◆ Task description
Check every line of the entries below for the word "JSON", and copy the ones that have it.

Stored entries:
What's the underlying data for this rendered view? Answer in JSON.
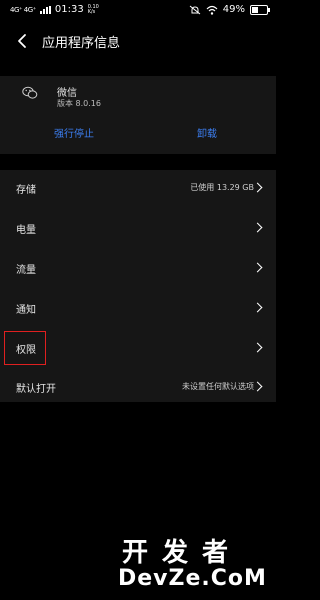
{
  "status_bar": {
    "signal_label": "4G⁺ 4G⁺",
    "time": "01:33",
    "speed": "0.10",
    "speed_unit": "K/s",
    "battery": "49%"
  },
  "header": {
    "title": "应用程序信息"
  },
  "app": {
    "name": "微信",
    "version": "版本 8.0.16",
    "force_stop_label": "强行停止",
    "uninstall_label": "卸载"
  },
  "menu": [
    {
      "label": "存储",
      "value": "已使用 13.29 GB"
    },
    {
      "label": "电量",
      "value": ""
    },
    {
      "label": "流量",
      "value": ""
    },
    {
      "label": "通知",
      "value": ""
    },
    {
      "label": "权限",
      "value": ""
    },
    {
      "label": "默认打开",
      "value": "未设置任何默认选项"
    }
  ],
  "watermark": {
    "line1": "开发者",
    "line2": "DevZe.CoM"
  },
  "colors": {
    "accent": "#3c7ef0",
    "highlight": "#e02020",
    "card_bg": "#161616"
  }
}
...
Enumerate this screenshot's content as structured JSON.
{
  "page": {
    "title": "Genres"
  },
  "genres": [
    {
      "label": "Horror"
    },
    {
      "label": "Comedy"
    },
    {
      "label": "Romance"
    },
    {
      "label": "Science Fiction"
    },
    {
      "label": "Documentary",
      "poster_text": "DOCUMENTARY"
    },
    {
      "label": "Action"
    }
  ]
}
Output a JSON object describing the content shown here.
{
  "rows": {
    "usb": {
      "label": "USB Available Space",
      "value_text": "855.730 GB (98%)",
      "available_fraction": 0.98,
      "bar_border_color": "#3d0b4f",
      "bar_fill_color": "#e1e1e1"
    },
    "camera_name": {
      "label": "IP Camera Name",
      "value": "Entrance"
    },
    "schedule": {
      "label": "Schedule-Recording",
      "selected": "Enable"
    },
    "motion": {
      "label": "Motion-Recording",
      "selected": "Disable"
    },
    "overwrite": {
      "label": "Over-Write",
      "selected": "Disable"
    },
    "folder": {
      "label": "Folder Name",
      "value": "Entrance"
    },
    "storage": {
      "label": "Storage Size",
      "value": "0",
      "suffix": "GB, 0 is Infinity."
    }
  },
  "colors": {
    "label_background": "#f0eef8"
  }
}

◆ Expected answer
What's the underlying data for this rendered view? Answer in JSON.
Enumerate this screenshot's content as structured JSON.
Output a JSON object describing the content shown here.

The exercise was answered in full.